# Your instructions:
Review the listing and copy each line that holds the word "πόλης".

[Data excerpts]
— BEGIN —
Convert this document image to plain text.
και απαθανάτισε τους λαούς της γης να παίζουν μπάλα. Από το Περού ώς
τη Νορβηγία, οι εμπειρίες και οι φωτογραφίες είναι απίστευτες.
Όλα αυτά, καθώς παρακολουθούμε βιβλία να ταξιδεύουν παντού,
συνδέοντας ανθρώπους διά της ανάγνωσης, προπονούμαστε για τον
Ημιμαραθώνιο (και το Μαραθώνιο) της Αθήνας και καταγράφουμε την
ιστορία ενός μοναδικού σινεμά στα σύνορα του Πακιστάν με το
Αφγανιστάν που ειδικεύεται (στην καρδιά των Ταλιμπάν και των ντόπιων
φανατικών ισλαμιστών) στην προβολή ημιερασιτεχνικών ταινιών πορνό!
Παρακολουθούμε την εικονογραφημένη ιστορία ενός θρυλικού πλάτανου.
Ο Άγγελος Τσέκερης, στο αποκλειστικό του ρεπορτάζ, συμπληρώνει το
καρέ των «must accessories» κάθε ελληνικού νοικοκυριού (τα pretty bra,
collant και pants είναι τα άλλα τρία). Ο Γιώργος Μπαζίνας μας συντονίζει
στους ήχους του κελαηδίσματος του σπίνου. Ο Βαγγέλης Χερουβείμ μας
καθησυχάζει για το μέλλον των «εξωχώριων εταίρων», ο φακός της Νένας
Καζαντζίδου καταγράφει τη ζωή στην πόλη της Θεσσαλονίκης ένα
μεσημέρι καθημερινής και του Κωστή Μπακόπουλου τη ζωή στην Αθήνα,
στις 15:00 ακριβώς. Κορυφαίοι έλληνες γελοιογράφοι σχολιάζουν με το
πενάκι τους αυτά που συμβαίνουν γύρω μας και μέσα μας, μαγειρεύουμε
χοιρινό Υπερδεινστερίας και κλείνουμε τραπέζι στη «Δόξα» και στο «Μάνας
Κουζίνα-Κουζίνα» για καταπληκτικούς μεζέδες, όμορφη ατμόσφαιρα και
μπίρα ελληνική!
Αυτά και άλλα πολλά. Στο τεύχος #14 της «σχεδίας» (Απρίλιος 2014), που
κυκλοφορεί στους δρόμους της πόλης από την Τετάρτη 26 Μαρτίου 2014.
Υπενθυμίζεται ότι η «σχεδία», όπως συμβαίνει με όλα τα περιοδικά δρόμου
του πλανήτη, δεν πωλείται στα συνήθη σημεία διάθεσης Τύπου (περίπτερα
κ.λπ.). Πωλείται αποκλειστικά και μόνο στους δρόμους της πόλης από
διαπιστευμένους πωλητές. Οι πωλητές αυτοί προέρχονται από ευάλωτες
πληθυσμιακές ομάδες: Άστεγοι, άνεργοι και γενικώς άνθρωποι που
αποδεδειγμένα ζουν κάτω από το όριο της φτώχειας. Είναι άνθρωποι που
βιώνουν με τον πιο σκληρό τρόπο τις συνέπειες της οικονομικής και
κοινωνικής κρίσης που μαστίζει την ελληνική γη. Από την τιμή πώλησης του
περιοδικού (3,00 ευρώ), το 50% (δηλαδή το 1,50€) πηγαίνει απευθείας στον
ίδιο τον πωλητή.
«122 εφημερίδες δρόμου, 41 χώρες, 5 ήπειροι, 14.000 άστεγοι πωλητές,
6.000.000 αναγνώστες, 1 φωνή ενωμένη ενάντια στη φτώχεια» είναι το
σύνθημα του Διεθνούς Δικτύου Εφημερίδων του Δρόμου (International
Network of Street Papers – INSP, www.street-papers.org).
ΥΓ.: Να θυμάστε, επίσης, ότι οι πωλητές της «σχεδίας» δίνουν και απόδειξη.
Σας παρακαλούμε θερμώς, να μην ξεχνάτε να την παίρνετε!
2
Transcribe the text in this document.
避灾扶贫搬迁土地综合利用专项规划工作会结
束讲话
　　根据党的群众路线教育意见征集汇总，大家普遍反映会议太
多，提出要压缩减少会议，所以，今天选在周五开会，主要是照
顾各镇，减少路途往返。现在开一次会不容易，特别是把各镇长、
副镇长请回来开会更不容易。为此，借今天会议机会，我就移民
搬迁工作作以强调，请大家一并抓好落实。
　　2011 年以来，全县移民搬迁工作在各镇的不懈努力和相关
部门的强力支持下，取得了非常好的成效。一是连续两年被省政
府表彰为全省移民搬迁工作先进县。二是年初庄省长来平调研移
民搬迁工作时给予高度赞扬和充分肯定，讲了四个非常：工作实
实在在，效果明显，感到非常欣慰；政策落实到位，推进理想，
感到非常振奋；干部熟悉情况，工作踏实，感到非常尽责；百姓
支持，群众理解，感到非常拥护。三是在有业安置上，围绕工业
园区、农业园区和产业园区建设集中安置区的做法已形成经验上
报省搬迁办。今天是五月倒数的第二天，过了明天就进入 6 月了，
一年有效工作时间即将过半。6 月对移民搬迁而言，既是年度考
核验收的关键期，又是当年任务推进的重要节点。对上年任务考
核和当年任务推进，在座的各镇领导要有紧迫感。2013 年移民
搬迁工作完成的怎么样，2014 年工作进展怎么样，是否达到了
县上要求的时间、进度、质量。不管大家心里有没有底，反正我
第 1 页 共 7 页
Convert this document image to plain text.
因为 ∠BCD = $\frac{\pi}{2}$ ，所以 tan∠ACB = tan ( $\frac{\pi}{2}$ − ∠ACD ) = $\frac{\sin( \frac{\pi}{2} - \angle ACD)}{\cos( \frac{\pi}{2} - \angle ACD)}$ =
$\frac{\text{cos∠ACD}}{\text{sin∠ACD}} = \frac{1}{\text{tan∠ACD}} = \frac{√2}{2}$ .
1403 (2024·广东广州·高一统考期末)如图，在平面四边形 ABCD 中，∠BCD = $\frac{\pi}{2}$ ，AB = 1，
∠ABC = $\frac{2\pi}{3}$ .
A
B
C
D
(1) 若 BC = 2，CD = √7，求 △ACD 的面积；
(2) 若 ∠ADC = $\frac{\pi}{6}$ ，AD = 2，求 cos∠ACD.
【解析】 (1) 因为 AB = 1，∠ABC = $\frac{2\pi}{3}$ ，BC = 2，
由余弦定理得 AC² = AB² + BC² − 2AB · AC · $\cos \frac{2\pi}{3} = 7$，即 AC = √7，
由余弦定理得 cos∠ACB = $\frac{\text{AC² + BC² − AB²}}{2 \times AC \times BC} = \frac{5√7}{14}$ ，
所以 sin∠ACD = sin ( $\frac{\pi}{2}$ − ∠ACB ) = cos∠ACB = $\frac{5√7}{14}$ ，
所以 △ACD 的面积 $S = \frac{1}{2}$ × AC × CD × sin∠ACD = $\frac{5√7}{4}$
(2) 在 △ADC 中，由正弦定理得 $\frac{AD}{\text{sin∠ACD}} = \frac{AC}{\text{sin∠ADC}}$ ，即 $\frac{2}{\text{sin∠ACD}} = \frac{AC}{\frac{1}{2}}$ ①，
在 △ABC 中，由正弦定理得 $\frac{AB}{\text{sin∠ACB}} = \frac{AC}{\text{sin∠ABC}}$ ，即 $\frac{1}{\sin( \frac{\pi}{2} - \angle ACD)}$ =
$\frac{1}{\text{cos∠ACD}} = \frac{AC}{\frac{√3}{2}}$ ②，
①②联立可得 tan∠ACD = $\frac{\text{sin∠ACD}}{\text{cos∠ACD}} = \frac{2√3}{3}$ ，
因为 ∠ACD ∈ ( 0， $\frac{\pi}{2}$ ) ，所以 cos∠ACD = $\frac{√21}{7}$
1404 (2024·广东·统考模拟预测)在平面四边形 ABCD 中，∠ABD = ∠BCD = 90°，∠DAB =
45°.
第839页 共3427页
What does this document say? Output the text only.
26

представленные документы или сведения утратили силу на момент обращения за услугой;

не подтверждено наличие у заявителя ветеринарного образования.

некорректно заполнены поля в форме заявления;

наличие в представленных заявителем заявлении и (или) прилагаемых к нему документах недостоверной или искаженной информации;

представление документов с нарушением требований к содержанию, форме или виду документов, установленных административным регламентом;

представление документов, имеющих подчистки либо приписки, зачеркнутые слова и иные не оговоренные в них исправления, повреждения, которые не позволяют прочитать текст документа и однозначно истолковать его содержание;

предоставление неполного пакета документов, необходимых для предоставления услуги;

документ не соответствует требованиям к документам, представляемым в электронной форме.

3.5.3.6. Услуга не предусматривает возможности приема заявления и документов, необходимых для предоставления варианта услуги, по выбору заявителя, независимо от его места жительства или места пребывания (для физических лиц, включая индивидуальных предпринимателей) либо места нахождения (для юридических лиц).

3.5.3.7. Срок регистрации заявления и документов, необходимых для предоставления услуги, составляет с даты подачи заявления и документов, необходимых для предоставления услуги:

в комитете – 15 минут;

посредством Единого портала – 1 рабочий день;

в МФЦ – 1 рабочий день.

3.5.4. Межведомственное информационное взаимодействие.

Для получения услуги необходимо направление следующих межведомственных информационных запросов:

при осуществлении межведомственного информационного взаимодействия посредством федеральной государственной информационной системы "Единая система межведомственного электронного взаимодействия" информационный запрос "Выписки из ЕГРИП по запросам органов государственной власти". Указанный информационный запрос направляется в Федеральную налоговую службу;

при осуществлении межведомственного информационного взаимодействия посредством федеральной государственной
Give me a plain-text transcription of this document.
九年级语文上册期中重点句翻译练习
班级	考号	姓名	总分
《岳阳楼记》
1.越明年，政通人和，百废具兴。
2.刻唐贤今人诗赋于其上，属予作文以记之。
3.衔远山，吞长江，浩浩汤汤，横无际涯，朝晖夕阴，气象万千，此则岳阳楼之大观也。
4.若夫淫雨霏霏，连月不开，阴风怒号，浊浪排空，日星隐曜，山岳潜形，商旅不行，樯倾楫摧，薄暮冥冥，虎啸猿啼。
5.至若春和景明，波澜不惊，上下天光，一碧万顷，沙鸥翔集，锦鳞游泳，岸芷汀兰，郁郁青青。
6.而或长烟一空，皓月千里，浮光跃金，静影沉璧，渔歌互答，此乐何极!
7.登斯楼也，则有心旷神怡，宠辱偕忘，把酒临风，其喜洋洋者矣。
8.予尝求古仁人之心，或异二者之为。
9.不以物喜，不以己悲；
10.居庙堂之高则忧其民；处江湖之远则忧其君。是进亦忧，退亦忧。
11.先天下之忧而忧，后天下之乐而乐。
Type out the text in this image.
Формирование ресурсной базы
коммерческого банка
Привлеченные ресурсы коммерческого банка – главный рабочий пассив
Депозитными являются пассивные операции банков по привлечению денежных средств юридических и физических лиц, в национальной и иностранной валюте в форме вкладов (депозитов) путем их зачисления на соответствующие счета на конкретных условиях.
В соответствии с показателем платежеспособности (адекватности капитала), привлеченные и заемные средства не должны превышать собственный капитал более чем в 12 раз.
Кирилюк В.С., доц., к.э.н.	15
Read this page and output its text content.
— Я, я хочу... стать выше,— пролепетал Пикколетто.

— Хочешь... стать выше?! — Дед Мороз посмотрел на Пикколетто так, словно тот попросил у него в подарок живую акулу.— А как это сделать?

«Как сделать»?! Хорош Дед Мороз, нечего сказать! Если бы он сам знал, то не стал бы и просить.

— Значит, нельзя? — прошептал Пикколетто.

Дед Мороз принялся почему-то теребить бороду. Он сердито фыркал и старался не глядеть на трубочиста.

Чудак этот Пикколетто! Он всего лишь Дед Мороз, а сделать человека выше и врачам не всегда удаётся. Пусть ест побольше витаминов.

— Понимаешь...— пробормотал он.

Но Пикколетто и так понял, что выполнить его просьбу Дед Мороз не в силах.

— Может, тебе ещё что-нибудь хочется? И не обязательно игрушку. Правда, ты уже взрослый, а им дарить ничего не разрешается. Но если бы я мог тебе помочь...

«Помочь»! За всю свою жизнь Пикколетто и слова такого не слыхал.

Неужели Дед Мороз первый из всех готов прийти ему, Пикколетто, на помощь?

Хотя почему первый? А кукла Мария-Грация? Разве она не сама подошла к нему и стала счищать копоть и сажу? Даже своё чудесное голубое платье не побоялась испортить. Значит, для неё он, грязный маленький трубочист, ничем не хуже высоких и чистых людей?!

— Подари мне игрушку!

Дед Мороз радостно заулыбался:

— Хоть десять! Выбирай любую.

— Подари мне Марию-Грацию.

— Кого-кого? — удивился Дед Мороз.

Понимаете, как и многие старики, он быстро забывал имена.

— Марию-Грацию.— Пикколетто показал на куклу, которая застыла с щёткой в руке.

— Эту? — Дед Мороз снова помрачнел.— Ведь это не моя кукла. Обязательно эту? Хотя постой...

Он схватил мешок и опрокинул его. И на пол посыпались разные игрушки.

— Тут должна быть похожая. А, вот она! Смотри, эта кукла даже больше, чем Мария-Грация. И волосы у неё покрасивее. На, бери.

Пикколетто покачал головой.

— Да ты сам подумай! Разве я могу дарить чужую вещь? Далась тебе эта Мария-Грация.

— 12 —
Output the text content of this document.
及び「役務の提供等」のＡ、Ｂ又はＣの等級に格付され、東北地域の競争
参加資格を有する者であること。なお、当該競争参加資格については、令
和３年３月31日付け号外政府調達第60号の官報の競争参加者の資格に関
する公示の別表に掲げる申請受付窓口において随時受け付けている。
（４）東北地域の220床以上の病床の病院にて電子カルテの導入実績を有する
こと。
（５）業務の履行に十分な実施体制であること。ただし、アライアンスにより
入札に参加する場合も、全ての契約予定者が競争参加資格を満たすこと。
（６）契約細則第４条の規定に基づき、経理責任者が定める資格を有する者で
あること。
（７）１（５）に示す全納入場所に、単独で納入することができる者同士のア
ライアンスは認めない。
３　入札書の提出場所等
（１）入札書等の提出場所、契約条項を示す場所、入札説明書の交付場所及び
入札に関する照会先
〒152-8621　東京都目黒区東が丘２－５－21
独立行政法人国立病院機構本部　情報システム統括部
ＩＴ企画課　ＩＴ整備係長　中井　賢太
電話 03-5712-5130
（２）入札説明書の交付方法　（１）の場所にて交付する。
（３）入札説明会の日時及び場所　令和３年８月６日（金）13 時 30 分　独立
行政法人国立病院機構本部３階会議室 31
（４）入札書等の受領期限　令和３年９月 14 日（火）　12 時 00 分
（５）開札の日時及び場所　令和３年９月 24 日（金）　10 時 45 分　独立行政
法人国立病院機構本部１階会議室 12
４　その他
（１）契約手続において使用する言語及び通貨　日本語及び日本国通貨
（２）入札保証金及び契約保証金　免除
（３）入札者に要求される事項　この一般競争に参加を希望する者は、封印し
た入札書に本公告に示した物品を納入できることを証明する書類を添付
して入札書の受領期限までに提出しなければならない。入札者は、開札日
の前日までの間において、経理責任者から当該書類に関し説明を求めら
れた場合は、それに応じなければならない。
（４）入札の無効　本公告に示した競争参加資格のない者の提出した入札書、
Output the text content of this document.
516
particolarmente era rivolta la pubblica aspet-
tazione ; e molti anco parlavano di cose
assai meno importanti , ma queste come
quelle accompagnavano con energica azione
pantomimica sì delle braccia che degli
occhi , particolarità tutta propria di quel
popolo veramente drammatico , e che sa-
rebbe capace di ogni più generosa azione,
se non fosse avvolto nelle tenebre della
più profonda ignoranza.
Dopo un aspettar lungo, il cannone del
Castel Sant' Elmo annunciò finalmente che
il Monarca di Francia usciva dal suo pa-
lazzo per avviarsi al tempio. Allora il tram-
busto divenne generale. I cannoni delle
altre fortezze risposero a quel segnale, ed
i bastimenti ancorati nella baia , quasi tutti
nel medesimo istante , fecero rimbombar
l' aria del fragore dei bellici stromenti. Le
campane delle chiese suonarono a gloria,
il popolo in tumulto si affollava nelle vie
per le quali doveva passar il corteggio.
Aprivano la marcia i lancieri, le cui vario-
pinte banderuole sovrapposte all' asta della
— END —
# Worked solution:
κυκλοφορεί στους δρόμους της πόλης από την Τετάρτη 26 Μαρτίου 2014.
κ.λπ.). Πωλείται αποκλειστικά και μόνο στους δρόμους της πόλης από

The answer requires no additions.